Locate all lines in the data below that hold "this" and show them.

- - - - - - -

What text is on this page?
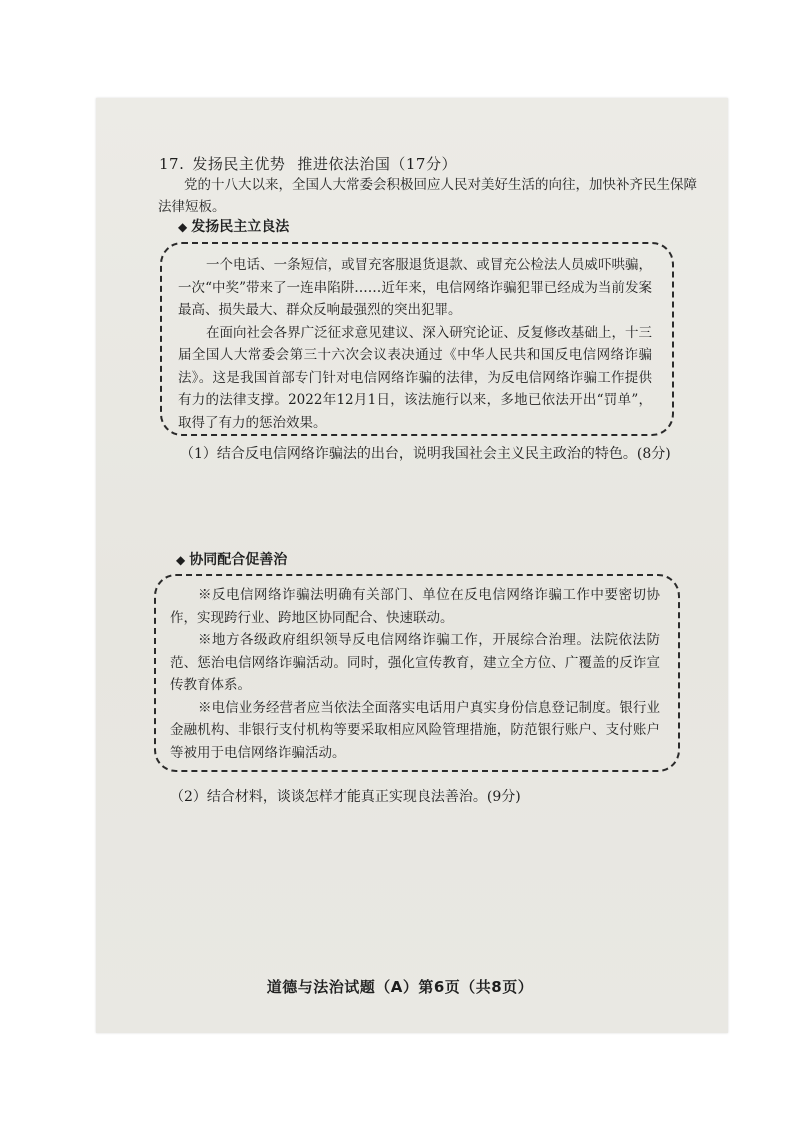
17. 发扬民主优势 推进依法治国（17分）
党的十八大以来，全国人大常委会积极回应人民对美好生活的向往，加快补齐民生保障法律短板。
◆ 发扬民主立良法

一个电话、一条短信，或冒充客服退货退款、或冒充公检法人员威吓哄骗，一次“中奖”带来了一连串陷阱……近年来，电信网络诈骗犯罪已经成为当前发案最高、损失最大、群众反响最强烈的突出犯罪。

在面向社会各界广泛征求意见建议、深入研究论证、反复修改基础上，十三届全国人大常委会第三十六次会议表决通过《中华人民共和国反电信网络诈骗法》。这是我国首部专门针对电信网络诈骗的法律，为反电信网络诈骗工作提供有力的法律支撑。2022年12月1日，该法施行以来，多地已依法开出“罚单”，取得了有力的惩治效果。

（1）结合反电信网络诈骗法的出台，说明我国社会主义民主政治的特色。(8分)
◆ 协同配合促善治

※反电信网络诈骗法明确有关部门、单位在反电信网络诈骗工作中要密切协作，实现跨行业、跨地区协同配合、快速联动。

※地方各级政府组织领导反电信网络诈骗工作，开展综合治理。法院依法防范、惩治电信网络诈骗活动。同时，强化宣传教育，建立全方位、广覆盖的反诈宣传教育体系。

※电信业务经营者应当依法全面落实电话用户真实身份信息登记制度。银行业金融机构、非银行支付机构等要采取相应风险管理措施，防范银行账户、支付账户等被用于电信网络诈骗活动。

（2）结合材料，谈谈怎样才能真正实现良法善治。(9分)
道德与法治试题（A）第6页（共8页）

- - - - - - -

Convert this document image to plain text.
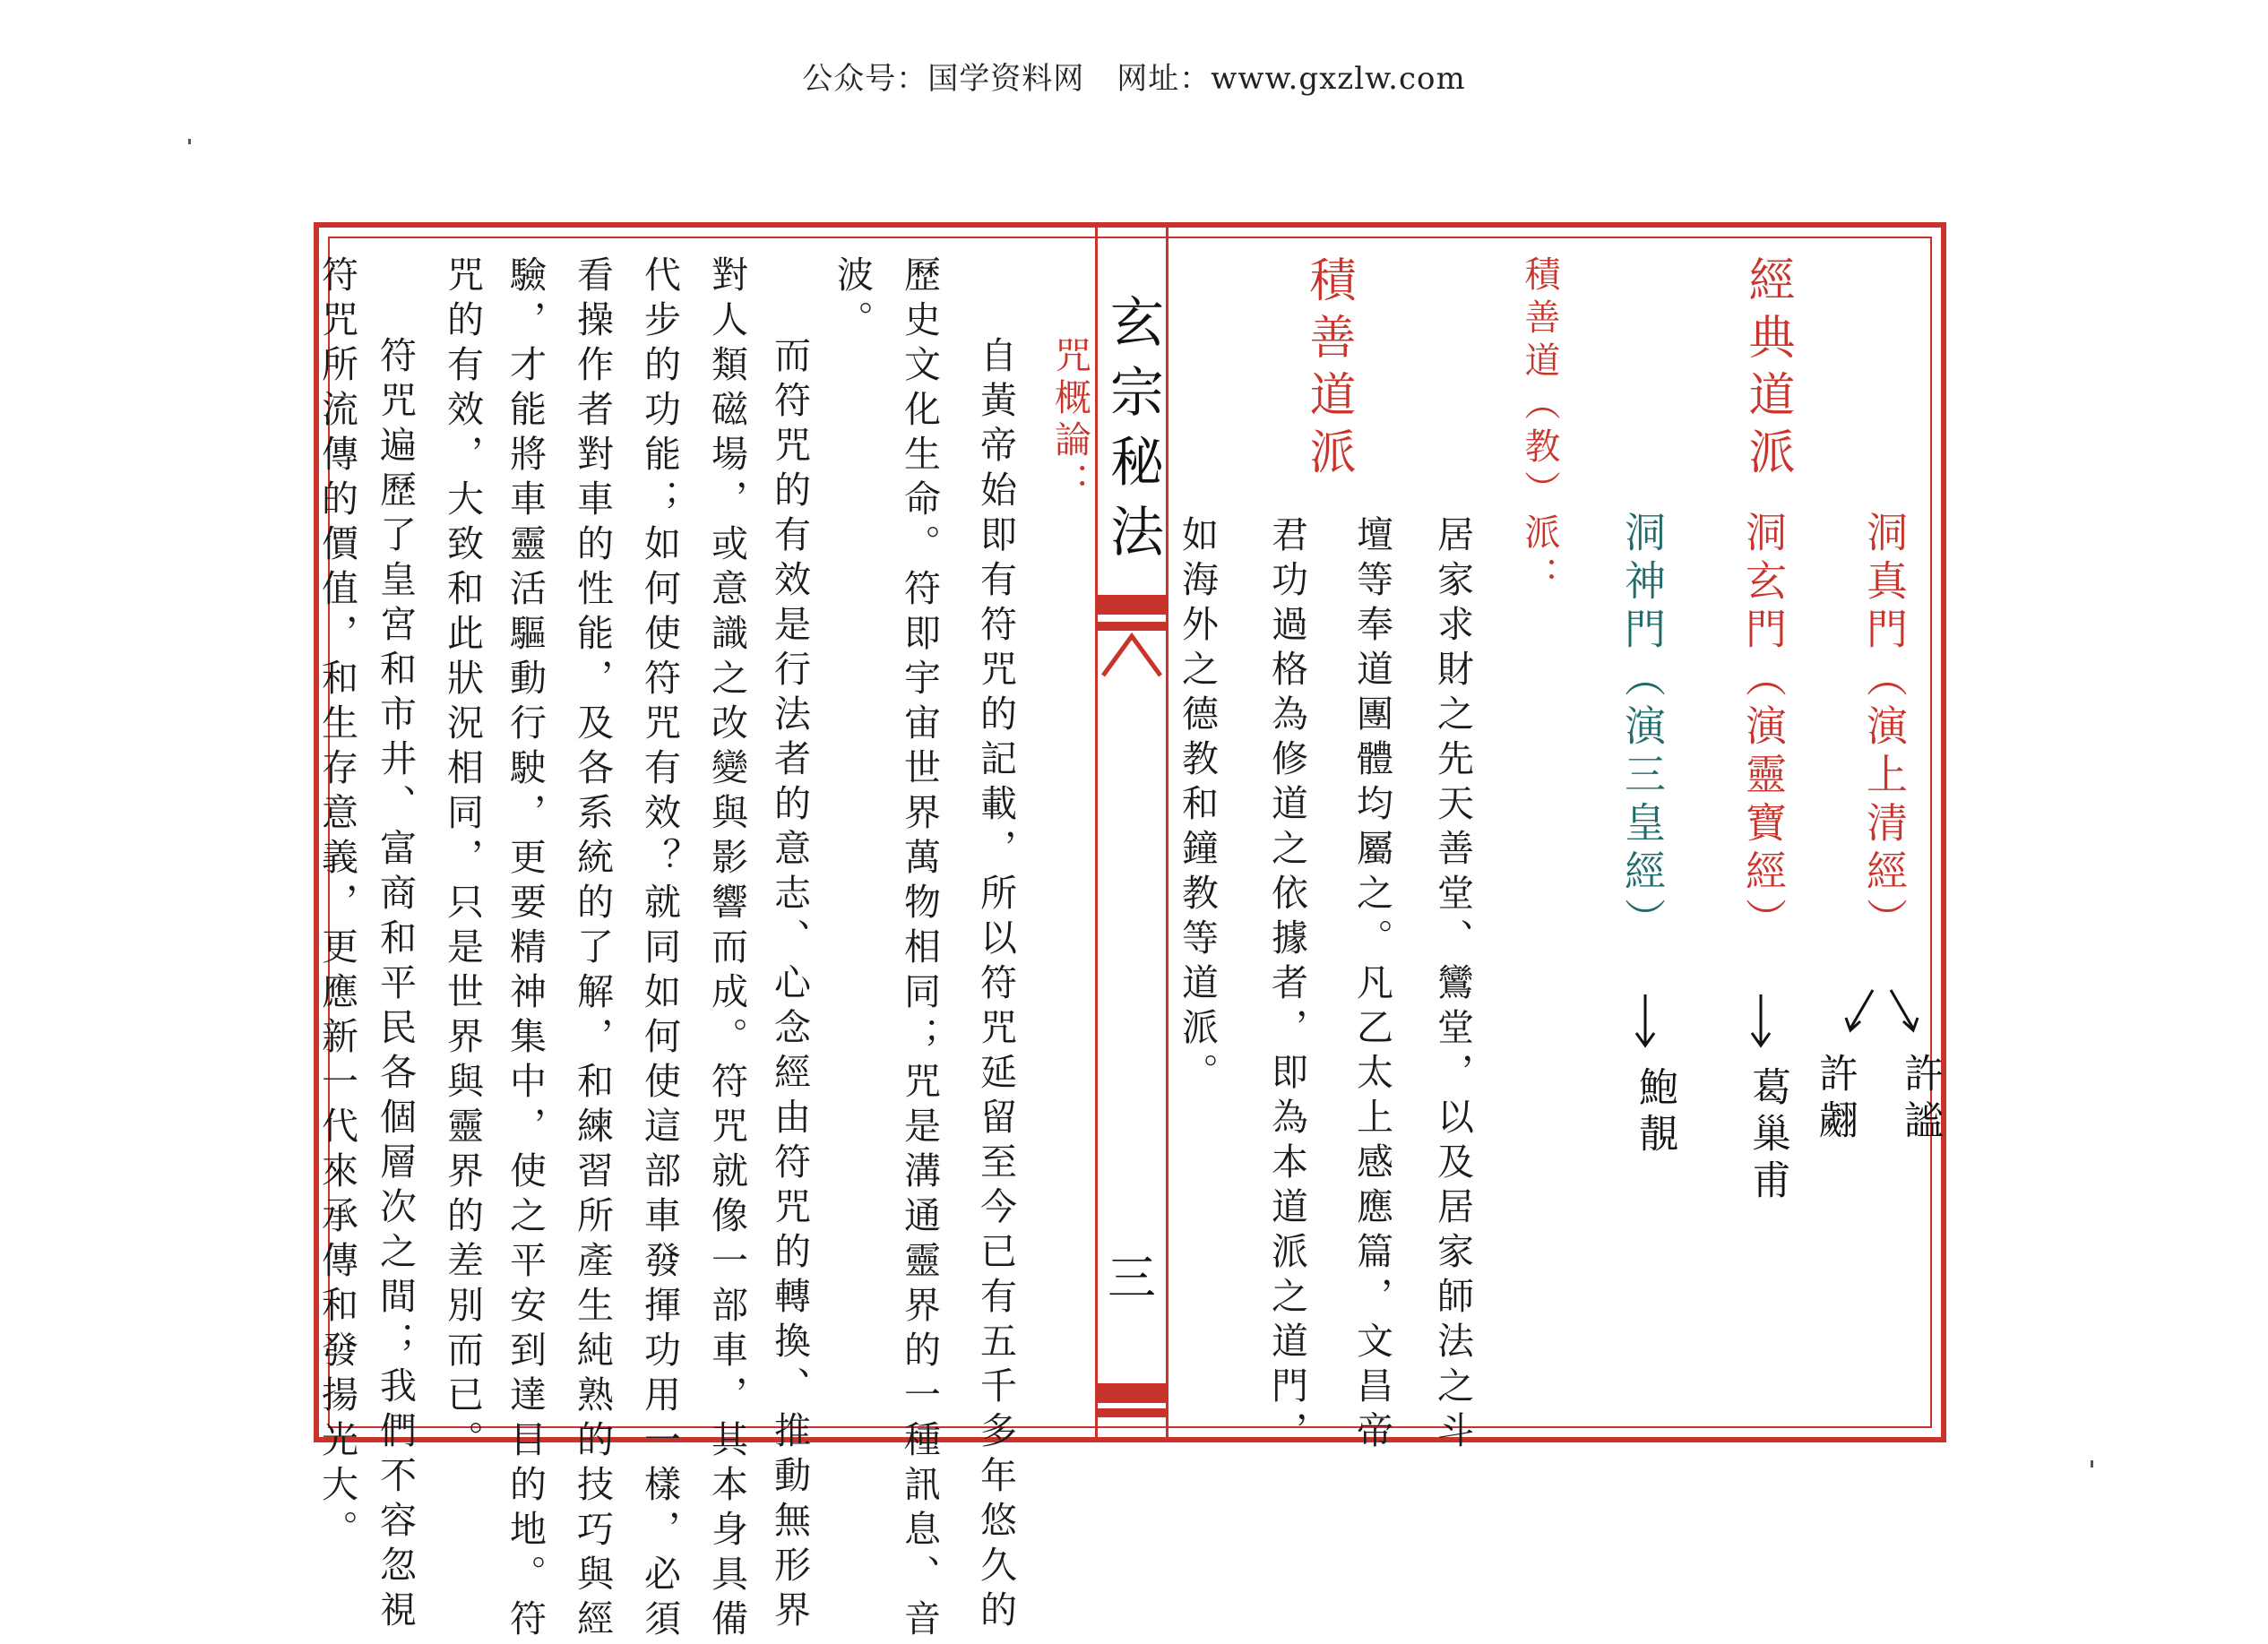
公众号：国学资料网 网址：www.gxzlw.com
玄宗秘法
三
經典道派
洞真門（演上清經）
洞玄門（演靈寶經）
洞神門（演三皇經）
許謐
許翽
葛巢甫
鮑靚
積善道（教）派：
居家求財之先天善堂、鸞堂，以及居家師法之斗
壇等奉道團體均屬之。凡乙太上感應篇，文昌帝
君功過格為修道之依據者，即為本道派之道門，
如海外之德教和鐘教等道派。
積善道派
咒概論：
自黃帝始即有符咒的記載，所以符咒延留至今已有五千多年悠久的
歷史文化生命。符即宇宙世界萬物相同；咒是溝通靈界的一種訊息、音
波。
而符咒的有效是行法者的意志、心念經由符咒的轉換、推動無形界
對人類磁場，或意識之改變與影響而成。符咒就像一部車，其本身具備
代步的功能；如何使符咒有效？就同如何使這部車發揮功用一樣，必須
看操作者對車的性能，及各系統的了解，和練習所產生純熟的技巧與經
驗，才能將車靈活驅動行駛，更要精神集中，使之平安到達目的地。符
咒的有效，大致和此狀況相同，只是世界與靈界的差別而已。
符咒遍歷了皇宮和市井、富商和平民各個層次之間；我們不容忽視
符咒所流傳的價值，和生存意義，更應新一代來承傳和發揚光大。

- - - - - - -

## Task answer
What text is on this page?
Convert this document image to plain text.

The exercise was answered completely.